Copy out every line that contains the word "power".
# START OF Input records
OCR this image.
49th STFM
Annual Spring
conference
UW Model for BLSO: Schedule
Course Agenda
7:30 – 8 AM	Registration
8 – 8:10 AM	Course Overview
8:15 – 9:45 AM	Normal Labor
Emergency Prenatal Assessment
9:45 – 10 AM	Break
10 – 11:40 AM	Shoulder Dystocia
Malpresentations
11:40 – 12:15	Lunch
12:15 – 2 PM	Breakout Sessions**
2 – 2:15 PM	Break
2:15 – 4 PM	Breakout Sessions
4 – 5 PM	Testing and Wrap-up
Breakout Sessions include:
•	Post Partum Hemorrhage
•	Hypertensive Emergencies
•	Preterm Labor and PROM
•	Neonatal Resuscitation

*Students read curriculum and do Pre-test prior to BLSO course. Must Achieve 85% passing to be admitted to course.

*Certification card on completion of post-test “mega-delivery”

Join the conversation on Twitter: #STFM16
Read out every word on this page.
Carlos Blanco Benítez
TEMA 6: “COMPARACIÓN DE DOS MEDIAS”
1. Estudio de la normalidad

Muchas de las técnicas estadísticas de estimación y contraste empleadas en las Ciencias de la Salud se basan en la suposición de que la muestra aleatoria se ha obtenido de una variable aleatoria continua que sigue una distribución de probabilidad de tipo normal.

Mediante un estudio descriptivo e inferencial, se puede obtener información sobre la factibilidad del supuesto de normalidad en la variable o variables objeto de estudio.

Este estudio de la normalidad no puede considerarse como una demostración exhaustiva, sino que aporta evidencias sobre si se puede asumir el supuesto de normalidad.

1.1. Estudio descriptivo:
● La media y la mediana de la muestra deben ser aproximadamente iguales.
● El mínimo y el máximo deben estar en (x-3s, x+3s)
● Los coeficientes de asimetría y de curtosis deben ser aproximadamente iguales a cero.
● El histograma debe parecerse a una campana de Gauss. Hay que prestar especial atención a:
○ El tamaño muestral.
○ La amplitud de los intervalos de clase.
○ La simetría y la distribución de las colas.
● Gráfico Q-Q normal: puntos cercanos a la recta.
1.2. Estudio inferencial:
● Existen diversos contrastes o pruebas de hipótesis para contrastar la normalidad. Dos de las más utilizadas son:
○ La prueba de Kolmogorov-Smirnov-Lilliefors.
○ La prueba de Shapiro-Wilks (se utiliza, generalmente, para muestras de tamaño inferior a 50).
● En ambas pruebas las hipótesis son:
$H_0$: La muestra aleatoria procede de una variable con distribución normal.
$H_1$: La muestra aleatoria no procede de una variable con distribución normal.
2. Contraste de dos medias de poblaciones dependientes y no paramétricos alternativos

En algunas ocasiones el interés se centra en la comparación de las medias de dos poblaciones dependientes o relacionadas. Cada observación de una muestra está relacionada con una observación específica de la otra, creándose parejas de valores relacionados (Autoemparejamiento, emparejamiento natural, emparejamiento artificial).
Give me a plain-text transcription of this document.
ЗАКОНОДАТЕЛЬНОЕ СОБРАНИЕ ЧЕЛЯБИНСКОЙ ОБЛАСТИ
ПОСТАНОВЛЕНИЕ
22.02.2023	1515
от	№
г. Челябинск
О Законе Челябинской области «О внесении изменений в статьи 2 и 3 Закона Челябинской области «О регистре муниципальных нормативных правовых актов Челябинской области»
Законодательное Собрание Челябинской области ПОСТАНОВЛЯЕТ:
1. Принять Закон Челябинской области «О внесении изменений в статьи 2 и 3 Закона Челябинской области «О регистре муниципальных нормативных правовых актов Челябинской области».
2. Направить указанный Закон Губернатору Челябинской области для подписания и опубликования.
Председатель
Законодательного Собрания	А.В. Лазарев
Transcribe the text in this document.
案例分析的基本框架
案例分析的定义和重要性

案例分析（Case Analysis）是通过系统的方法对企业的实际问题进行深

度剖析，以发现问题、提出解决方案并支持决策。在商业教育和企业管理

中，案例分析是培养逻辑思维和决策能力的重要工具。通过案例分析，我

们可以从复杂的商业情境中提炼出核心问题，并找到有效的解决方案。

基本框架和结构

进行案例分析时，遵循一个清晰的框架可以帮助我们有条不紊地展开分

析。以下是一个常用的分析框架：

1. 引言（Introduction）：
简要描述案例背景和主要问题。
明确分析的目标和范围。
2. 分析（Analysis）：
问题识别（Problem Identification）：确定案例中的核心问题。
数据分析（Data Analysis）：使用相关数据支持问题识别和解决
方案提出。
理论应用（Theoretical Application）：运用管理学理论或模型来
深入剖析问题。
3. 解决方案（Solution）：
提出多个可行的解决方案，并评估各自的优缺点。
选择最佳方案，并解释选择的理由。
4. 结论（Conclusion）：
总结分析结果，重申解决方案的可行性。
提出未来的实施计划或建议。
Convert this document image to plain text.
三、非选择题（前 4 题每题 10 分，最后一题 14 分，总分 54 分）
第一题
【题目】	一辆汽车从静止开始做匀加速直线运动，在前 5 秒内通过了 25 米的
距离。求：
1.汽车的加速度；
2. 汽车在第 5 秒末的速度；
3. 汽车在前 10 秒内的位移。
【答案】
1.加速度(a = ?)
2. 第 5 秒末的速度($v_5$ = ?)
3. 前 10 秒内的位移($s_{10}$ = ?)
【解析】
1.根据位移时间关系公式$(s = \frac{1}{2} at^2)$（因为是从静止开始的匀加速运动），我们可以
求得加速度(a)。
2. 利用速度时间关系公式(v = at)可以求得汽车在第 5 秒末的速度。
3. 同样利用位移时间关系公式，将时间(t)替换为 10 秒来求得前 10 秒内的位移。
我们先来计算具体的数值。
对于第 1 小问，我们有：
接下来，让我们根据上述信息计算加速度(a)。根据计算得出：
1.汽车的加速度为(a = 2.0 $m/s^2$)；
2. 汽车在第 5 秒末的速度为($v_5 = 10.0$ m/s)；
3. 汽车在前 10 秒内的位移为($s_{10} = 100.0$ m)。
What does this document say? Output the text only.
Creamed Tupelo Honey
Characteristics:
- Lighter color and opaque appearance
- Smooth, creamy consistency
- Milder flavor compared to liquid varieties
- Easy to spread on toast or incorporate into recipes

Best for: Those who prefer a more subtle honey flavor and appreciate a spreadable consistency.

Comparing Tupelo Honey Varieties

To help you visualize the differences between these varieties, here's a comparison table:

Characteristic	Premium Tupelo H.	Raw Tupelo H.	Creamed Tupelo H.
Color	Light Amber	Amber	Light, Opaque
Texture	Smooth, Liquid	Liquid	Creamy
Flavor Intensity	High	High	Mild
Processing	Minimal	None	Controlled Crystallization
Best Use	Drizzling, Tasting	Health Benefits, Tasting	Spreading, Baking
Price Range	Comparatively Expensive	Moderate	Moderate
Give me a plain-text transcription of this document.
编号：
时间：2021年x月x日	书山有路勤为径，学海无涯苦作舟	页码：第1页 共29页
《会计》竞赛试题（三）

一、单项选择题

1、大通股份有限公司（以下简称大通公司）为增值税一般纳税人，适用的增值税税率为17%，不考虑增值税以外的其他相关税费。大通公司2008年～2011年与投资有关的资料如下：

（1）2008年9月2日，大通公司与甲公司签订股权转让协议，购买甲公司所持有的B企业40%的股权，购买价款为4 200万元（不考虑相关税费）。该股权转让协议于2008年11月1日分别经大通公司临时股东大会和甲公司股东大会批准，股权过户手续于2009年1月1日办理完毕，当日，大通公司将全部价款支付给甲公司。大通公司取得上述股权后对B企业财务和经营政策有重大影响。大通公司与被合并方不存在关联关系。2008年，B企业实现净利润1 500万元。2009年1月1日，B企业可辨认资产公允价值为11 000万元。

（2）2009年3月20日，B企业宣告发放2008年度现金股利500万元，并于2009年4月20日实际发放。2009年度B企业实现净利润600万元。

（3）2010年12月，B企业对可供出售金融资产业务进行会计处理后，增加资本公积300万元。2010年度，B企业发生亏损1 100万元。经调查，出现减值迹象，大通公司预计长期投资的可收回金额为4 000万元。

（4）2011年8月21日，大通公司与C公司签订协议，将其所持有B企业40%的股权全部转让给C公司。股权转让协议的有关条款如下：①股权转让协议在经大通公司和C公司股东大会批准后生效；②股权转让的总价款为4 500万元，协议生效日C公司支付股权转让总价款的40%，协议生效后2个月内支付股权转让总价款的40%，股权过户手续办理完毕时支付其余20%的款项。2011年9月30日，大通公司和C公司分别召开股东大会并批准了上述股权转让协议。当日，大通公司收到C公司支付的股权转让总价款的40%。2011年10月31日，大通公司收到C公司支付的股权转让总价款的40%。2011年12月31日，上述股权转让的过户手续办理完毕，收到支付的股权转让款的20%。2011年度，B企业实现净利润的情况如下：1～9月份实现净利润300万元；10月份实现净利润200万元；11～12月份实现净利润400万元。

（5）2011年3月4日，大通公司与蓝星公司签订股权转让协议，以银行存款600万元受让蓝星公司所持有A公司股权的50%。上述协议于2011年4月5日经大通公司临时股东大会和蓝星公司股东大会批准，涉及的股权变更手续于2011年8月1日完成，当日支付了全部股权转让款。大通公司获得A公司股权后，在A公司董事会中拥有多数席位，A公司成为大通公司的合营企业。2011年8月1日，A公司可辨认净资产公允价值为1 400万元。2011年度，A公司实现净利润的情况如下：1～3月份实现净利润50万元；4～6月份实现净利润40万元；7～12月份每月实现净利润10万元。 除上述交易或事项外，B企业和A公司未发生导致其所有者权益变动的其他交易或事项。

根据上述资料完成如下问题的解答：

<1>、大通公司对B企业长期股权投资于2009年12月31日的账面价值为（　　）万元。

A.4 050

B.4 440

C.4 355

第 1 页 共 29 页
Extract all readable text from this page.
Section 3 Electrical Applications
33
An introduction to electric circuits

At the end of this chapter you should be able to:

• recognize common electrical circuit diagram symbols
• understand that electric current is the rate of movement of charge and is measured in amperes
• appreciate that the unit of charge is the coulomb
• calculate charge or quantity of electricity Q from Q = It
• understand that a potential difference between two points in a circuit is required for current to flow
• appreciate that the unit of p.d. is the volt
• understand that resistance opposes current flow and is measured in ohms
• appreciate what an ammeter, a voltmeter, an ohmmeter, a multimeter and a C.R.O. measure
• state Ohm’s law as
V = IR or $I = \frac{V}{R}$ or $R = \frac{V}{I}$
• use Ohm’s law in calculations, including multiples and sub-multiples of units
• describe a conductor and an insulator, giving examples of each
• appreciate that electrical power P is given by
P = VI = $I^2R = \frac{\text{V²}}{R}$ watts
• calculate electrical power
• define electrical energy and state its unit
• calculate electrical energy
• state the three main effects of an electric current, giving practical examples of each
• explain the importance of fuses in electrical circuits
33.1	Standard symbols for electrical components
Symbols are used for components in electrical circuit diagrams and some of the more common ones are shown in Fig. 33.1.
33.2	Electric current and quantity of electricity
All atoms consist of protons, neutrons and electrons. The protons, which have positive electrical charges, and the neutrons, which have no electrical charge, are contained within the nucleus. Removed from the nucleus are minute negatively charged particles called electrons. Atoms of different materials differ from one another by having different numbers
# END OF Input records
--- Task answer ---
• appreciate that electrical power P is given by
• calculate electrical power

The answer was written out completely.